WORKING DATA »
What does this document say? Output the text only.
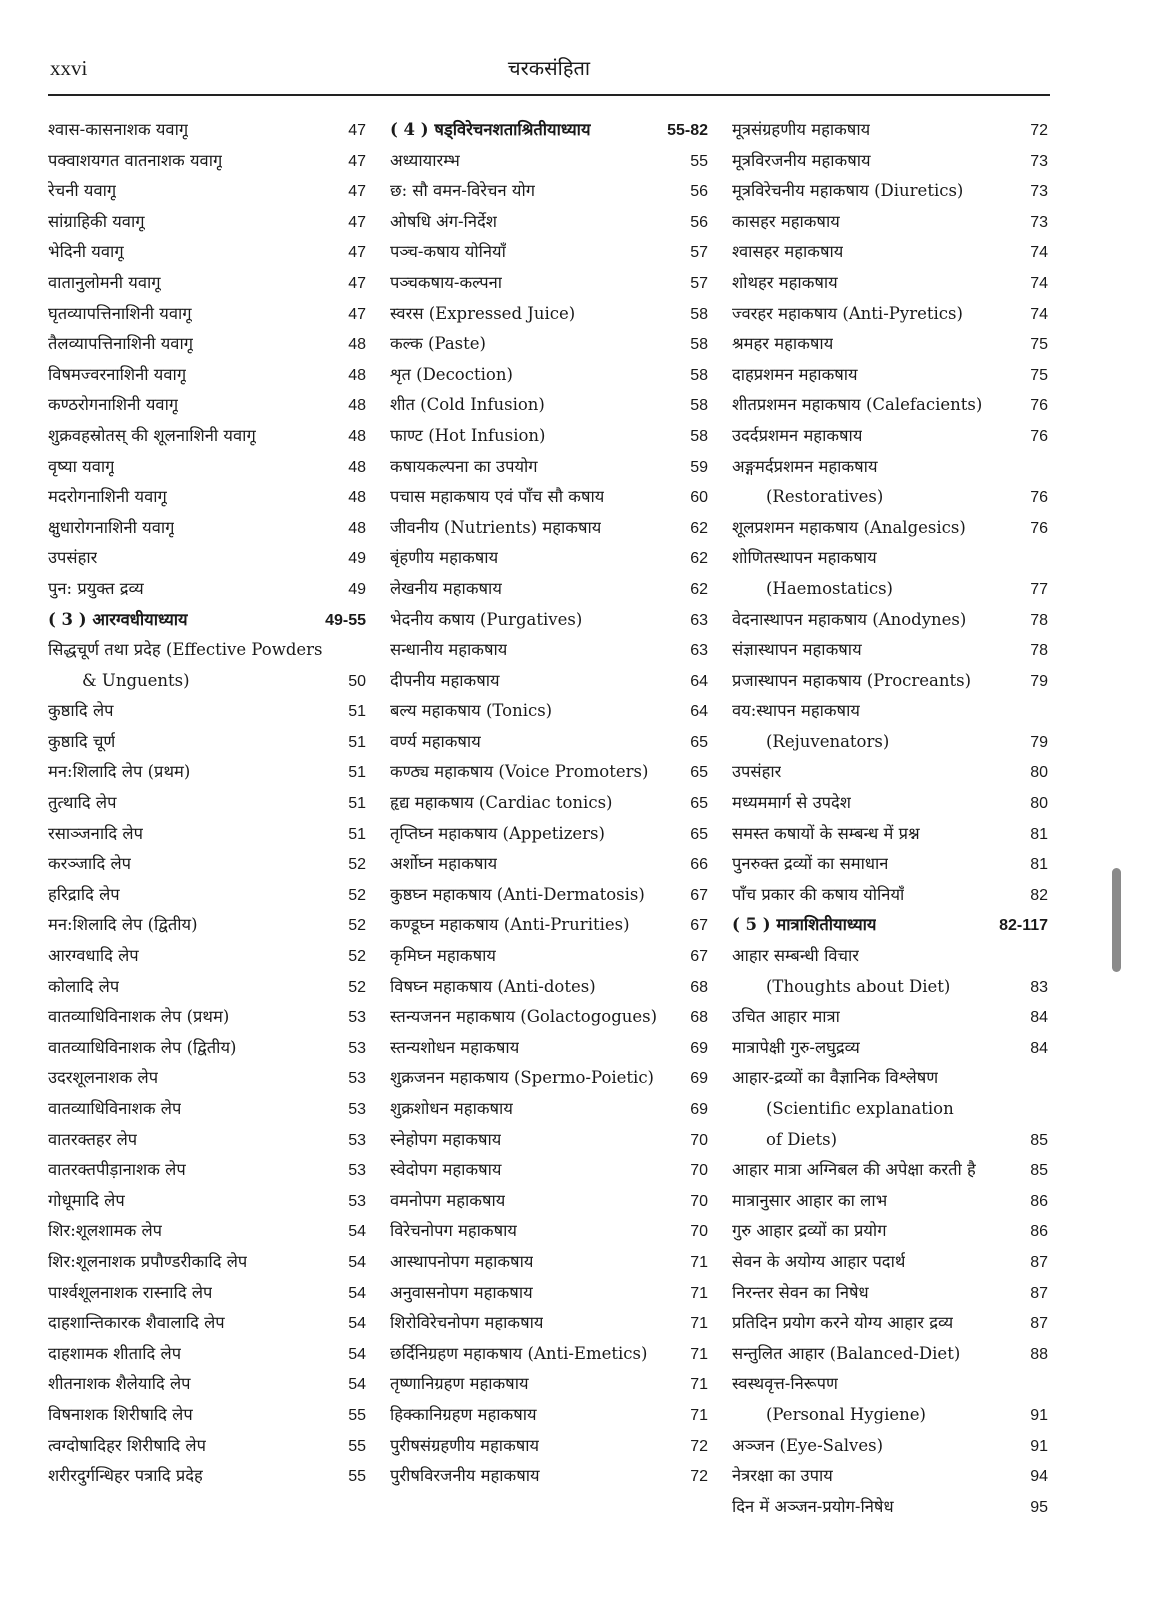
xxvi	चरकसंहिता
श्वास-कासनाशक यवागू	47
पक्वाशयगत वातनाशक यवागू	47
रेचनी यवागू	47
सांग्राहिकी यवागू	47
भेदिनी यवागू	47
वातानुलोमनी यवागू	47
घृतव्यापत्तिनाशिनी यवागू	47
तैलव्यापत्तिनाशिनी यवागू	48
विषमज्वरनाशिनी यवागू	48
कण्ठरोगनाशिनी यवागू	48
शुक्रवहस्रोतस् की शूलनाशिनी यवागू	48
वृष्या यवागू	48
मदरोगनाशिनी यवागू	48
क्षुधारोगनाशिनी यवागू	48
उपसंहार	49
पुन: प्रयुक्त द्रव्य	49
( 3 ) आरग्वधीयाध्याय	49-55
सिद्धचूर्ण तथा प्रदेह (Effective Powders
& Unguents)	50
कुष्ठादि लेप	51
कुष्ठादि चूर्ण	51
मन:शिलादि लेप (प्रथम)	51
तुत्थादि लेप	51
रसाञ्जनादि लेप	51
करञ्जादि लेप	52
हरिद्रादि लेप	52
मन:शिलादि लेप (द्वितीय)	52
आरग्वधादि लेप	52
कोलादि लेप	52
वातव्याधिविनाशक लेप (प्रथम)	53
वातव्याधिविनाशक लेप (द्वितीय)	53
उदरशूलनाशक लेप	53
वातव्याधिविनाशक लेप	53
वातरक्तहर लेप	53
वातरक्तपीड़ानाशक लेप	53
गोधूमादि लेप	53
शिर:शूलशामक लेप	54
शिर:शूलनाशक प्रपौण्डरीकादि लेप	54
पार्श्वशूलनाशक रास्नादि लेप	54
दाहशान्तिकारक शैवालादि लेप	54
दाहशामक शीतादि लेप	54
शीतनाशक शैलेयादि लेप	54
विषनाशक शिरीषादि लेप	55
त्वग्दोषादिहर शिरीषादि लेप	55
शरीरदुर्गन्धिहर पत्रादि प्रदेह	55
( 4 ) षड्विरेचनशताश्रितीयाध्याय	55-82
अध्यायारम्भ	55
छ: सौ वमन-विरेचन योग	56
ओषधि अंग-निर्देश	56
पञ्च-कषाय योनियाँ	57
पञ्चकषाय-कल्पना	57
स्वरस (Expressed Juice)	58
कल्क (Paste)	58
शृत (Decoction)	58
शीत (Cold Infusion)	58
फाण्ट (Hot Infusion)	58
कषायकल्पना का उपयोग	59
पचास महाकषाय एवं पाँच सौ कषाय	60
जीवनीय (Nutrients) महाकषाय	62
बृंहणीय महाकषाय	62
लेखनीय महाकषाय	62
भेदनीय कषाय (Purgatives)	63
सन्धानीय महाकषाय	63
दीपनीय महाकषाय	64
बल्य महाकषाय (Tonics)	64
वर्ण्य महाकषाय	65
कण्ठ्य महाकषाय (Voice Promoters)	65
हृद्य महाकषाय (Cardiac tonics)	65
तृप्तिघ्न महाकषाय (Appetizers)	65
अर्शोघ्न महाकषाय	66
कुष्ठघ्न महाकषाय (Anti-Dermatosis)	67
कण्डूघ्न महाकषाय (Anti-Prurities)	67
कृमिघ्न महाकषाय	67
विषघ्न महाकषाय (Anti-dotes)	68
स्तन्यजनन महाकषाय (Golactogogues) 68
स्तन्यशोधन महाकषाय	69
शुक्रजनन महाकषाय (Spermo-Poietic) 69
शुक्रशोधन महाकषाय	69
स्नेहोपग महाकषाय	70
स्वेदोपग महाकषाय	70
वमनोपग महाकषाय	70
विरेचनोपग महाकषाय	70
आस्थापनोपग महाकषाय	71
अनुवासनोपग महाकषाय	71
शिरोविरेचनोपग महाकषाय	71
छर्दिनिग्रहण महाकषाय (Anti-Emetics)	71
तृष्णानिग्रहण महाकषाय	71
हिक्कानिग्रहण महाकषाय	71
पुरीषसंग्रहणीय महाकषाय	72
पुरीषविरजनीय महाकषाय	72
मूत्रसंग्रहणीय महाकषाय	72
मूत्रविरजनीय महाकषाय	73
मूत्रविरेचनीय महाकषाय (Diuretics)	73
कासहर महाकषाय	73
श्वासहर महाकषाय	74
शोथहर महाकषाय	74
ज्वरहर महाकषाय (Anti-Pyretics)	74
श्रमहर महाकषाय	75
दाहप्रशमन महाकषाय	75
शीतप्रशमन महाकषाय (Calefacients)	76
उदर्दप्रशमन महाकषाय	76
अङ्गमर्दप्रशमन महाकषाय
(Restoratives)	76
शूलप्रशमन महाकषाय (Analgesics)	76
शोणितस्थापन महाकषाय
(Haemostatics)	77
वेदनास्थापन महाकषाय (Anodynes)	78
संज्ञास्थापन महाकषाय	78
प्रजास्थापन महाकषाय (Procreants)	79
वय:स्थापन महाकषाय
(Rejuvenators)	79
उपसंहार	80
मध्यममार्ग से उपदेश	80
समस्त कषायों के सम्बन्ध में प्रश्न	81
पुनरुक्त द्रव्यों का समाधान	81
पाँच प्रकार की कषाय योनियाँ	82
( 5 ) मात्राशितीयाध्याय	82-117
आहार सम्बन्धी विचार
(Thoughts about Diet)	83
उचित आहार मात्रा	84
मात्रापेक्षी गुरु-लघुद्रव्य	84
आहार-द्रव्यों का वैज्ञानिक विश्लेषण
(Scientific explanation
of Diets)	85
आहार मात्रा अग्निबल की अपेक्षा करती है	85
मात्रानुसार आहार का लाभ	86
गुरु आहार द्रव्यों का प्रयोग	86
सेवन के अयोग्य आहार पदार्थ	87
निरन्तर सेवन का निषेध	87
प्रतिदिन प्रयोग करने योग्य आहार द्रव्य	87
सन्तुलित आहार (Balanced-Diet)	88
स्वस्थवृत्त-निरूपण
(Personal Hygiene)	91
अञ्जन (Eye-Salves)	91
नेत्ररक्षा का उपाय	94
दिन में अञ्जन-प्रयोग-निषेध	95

SET EXERCISE »
Pick out each line containing "Anti" and report it.

WORKED SOLUTION »
कुष्ठघ्न महाकषाय (Anti-Dermatosis)	67
कण्डूघ्न महाकषाय (Anti-Prurities)	67
विषघ्न महाकषाय (Anti-dotes)	68
छर्दिनिग्रहण महाकषाय (Anti-Emetics)	71
ज्वरहर महाकषाय (Anti-Pyretics)	74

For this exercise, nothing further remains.